**What to produce**
Locate the lines that hold the string "pressure". Copy every such line.

**Record list**

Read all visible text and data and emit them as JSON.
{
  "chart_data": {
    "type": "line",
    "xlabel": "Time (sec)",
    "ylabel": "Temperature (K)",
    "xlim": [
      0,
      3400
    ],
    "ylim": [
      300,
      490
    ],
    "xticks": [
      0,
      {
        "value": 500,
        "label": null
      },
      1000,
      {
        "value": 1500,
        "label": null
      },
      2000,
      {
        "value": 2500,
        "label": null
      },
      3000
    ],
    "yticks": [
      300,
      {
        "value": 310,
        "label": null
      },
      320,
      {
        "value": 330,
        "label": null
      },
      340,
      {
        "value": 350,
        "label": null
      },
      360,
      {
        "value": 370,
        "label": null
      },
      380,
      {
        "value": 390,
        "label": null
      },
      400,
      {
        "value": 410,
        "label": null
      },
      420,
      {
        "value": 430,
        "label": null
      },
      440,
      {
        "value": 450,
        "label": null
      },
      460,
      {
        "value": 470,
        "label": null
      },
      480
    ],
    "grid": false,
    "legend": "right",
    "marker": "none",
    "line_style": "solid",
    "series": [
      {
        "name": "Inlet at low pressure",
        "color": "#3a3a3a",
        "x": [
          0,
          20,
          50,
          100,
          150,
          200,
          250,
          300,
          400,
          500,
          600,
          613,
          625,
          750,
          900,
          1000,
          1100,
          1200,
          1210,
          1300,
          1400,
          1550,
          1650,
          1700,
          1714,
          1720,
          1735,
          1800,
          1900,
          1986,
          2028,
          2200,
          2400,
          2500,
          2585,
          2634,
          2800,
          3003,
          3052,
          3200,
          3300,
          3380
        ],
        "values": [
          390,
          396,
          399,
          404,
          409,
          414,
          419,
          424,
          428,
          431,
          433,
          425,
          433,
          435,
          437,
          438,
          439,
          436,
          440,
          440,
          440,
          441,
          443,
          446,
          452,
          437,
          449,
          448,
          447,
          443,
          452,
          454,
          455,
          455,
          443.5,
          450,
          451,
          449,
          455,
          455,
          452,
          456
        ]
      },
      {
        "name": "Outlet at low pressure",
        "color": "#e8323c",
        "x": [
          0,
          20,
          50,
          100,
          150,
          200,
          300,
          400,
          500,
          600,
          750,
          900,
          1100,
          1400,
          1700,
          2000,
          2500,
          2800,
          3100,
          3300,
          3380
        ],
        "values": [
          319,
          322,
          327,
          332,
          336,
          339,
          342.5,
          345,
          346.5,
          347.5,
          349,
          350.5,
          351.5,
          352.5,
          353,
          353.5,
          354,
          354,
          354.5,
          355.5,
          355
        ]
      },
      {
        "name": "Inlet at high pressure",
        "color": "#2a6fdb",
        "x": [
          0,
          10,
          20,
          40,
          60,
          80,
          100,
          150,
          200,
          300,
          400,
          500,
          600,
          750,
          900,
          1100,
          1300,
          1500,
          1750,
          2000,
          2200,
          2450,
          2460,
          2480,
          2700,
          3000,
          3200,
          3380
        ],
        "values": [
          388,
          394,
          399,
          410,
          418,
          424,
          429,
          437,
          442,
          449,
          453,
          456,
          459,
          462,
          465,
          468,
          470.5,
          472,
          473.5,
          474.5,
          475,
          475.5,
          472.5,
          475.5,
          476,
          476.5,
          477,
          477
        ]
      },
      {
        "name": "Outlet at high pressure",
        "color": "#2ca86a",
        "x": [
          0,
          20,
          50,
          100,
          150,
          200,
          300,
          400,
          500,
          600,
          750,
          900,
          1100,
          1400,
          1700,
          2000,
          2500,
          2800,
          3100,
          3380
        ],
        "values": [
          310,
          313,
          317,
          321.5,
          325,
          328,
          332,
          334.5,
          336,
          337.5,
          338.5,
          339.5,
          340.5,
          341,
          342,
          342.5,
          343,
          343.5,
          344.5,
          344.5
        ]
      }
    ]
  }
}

**Reply**
        "name": "Inlet at low pressure",
        "name": "Outlet at low pressure",
        "name": "Inlet at high pressure",
        "name": "Outlet at high pressure",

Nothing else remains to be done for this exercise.